_A block of data_:

>>

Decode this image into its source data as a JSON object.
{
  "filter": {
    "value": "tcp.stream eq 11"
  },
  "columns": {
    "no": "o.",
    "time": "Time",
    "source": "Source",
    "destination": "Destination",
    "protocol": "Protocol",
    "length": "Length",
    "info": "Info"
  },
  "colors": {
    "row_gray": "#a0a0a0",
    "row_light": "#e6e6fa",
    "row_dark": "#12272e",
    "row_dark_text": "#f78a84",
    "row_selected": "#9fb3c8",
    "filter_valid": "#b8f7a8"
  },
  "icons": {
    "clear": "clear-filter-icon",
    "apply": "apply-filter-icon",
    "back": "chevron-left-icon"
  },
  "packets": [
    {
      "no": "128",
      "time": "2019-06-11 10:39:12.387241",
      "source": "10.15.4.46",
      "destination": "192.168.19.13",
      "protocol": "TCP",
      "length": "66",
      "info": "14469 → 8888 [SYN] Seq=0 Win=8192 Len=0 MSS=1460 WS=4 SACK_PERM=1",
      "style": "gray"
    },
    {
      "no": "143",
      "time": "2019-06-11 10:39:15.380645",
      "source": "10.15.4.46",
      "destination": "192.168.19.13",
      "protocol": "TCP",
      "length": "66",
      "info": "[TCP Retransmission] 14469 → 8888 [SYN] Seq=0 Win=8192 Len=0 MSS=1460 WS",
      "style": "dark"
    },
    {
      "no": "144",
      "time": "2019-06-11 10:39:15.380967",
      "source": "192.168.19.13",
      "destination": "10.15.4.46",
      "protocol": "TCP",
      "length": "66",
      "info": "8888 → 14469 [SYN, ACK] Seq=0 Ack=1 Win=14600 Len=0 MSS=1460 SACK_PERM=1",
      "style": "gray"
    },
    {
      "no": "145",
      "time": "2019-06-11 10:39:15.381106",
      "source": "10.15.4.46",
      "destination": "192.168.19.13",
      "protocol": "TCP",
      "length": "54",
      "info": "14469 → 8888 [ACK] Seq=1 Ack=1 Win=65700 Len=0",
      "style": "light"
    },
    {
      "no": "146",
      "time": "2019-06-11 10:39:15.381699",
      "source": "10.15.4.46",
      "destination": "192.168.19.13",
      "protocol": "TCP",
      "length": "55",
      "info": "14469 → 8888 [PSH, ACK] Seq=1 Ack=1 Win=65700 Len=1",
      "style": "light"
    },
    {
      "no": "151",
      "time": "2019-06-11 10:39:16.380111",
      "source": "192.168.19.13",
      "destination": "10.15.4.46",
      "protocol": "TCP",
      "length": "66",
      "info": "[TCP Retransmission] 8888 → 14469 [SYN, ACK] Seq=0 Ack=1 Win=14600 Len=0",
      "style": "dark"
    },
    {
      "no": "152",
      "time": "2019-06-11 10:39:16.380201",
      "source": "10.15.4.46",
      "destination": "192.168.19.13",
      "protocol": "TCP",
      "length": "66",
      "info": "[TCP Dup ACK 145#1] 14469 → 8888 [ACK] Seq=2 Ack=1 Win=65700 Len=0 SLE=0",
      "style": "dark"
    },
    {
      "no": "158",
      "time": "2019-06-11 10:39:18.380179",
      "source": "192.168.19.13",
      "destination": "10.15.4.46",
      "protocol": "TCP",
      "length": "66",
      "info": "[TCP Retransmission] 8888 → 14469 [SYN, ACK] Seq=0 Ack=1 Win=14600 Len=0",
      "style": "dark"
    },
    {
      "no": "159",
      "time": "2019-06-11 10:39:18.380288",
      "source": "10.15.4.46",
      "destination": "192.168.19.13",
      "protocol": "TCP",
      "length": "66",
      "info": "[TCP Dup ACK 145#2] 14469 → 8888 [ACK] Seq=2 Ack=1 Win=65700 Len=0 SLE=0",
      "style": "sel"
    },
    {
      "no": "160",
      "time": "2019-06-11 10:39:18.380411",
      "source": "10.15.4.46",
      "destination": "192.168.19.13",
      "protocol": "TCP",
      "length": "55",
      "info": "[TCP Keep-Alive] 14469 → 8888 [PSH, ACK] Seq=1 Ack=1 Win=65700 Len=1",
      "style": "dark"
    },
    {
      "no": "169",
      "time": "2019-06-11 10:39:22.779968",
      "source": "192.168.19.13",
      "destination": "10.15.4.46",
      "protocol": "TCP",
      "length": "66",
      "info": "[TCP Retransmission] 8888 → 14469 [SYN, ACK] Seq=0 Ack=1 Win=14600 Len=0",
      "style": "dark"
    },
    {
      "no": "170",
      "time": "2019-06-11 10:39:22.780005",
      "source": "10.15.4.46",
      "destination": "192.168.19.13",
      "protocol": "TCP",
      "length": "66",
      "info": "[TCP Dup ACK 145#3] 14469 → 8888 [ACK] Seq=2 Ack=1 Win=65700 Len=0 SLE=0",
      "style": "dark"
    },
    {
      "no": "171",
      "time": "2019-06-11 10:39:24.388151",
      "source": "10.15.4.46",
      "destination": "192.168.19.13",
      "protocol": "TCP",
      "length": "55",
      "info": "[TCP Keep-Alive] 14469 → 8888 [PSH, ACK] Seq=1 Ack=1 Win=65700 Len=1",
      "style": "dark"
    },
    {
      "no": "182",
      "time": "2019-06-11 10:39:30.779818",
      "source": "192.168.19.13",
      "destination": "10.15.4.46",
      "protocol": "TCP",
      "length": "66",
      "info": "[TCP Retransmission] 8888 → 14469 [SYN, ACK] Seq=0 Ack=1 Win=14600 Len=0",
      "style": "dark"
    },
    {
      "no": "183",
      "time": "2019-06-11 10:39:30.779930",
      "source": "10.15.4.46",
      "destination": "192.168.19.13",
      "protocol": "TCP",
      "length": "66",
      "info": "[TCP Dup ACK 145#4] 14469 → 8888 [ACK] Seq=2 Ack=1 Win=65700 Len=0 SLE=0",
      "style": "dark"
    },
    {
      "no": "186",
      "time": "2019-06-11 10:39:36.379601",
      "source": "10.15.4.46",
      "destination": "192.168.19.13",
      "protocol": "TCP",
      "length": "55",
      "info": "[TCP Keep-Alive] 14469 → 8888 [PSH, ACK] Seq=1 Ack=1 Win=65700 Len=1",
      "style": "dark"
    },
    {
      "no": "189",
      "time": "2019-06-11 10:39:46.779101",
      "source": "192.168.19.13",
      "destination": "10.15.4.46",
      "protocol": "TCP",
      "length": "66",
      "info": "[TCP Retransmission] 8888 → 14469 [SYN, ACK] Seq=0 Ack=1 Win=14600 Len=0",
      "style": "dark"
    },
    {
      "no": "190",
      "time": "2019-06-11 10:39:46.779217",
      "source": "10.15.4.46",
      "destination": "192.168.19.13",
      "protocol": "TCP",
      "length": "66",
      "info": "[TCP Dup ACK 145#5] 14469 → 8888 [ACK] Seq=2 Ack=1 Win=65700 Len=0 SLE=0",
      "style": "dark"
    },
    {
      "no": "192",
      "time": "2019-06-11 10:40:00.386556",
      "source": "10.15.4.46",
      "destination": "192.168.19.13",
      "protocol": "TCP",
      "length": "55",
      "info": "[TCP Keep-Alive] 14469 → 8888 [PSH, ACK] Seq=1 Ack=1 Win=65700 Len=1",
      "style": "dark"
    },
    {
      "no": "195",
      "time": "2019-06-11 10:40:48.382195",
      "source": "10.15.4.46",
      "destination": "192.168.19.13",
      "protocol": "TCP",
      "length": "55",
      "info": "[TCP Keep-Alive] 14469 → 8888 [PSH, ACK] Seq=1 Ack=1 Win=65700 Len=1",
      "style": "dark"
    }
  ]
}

<<

_SET TASK_: Transcribe each record exactly. Leave nothing out.

_THE SOLUTION_:
Decode this image into its source data as a JSON object.
{
  "filter": {
    "value": "tcp.stream eq 11"
  },
  "columns": {
    "no": "o.",
    "time": "Time",
    "source": "Source",
    "destination": "Destination",
    "protocol": "Protocol",
    "length": "Length",
    "info": "Info"
  },
  "colors": {
    "row_gray": "#a0a0a0",
    "row_light": "#e6e6fa",
    "row_dark": "#12272e",
    "row_dark_text": "#f78a84",
    "row_selected": "#9fb3c8",
    "filter_valid": "#b8f7a8"
  },
  "icons": {
    "clear": "clear-filter-icon",
    "apply": "apply-filter-icon",
    "back": "chevron-left-icon"
  },
  "packets": [
    {
      "no": "128",
      "time": "2019-06-11 10:39:12.387241",
      "source": "10.15.4.46",
      "destination": "192.168.19.13",
      "protocol": "TCP",
      "length": "66",
      "info": "14469 → 8888 [SYN] Seq=0 Win=8192 Len=0 MSS=1460 WS=4 SACK_PERM=1",
      "style": "gray"
    },
    {
      "no": "143",
      "time": "2019-06-11 10:39:15.380645",
      "source": "10.15.4.46",
      "destination": "192.168.19.13",
      "protocol": "TCP",
      "length": "66",
      "info": "[TCP Retransmission] 14469 → 8888 [SYN] Seq=0 Win=8192 Len=0 MSS=1460 WS",
      "style": "dark"
    },
    {
      "no": "144",
      "time": "2019-06-11 10:39:15.380967",
      "source": "192.168.19.13",
      "destination": "10.15.4.46",
      "protocol": "TCP",
      "length": "66",
      "info": "8888 → 14469 [SYN, ACK] Seq=0 Ack=1 Win=14600 Len=0 MSS=1460 SACK_PERM=1",
      "style": "gray"
    },
    {
      "no": "145",
      "time": "2019-06-11 10:39:15.381106",
      "source": "10.15.4.46",
      "destination": "192.168.19.13",
      "protocol": "TCP",
      "length": "54",
      "info": "14469 → 8888 [ACK] Seq=1 Ack=1 Win=65700 Len=0",
      "style": "light"
    },
    {
      "no": "146",
      "time": "2019-06-11 10:39:15.381699",
      "source": "10.15.4.46",
      "destination": "192.168.19.13",
      "protocol": "TCP",
      "length": "55",
      "info": "14469 → 8888 [PSH, ACK] Seq=1 Ack=1 Win=65700 Len=1",
      "style": "light"
    },
    {
      "no": "151",
      "time": "2019-06-11 10:39:16.380111",
      "source": "192.168.19.13",
      "destination": "10.15.4.46",
      "protocol": "TCP",
      "length": "66",
      "info": "[TCP Retransmission] 8888 → 14469 [SYN, ACK] Seq=0 Ack=1 Win=14600 Len=0",
      "style": "dark"
    },
    {
      "no": "152",
      "time": "2019-06-11 10:39:16.380201",
      "source": "10.15.4.46",
      "destination": "192.168.19.13",
      "protocol": "TCP",
      "length": "66",
      "info": "[TCP Dup ACK 145#1] 14469 → 8888 [ACK] Seq=2 Ack=1 Win=65700 Len=0 SLE=0",
      "style": "dark"
    },
    {
      "no": "158",
      "time": "2019-06-11 10:39:18.380179",
      "source": "192.168.19.13",
      "destination": "10.15.4.46",
      "protocol": "TCP",
      "length": "66",
      "info": "[TCP Retransmission] 8888 → 14469 [SYN, ACK] Seq=0 Ack=1 Win=14600 Len=0",
      "style": "dark"
    },
    {
      "no": "159",
      "time": "2019-06-11 10:39:18.380288",
      "source": "10.15.4.46",
      "destination": "192.168.19.13",
      "protocol": "TCP",
      "length": "66",
      "info": "[TCP Dup ACK 145#2] 14469 → 8888 [ACK] Seq=2 Ack=1 Win=65700 Len=0 SLE=0",
      "style": "sel"
    },
    {
      "no": "160",
      "time": "2019-06-11 10:39:18.380411",
      "source": "10.15.4.46",
      "destination": "192.168.19.13",
      "protocol": "TCP",
      "length": "55",
      "info": "[TCP Keep-Alive] 14469 → 8888 [PSH, ACK] Seq=1 Ack=1 Win=65700 Len=1",
      "style": "dark"
    },
    {
      "no": "169",
      "time": "2019-06-11 10:39:22.779968",
      "source": "192.168.19.13",
      "destination": "10.15.4.46",
      "protocol": "TCP",
      "length": "66",
      "info": "[TCP Retransmission] 8888 → 14469 [SYN, ACK] Seq=0 Ack=1 Win=14600 Len=0",
      "style": "dark"
    },
    {
      "no": "170",
      "time": "2019-06-11 10:39:22.780005",
      "source": "10.15.4.46",
      "destination": "192.168.19.13",
      "protocol": "TCP",
      "length": "66",
      "info": "[TCP Dup ACK 145#3] 14469 → 8888 [ACK] Seq=2 Ack=1 Win=65700 Len=0 SLE=0",
      "style": "dark"
    },
    {
      "no": "171",
      "time": "2019-06-11 10:39:24.388151",
      "source": "10.15.4.46",
      "destination": "192.168.19.13",
      "protocol": "TCP",
      "length": "55",
      "info": "[TCP Keep-Alive] 14469 → 8888 [PSH, ACK] Seq=1 Ack=1 Win=65700 Len=1",
      "style": "dark"
    },
    {
      "no": "182",
      "time": "2019-06-11 10:39:30.779818",
      "source": "192.168.19.13",
      "destination": "10.15.4.46",
      "protocol": "TCP",
      "length": "66",
      "info": "[TCP Retransmission] 8888 → 14469 [SYN, ACK] Seq=0 Ack=1 Win=14600 Len=0",
      "style": "dark"
    },
    {
      "no": "183",
      "time": "2019-06-11 10:39:30.779930",
      "source": "10.15.4.46",
      "destination": "192.168.19.13",
      "protocol": "TCP",
      "length": "66",
      "info": "[TCP Dup ACK 145#4] 14469 → 8888 [ACK] Seq=2 Ack=1 Win=65700 Len=0 SLE=0",
      "style": "dark"
    },
    {
      "no": "186",
      "time": "2019-06-11 10:39:36.379601",
      "source": "10.15.4.46",
      "destination": "192.168.19.13",
      "protocol": "TCP",
      "length": "55",
      "info": "[TCP Keep-Alive] 14469 → 8888 [PSH, ACK] Seq=1 Ack=1 Win=65700 Len=1",
      "style": "dark"
    },
    {
      "no": "189",
      "time": "2019-06-11 10:39:46.779101",
      "source": "192.168.19.13",
      "destination": "10.15.4.46",
      "protocol": "TCP",
      "length": "66",
      "info": "[TCP Retransmission] 8888 → 14469 [SYN, ACK] Seq=0 Ack=1 Win=14600 Len=0",
      "style": "dark"
    },
    {
      "no": "190",
      "time": "2019-06-11 10:39:46.779217",
      "source": "10.15.4.46",
      "destination": "192.168.19.13",
      "protocol": "TCP",
      "length": "66",
      "info": "[TCP Dup ACK 145#5] 14469 → 8888 [ACK] Seq=2 Ack=1 Win=65700 Len=0 SLE=0",
      "style": "dark"
    },
    {
      "no": "192",
      "time": "2019-06-11 10:40:00.386556",
      "source": "10.15.4.46",
      "destination": "192.168.19.13",
      "protocol": "TCP",
      "length": "55",
      "info": "[TCP Keep-Alive] 14469 → 8888 [PSH, ACK] Seq=1 Ack=1 Win=65700 Len=1",
      "style": "dark"
    },
    {
      "no": "195",
      "time": "2019-06-11 10:40:48.382195",
      "source": "10.15.4.46",
      "destination": "192.168.19.13",
      "protocol": "TCP",
      "length": "55",
      "info": "[TCP Keep-Alive] 14469 → 8888 [PSH, ACK] Seq=1 Ack=1 Win=65700 Len=1",
      "style": "dark"
    }
  ]
}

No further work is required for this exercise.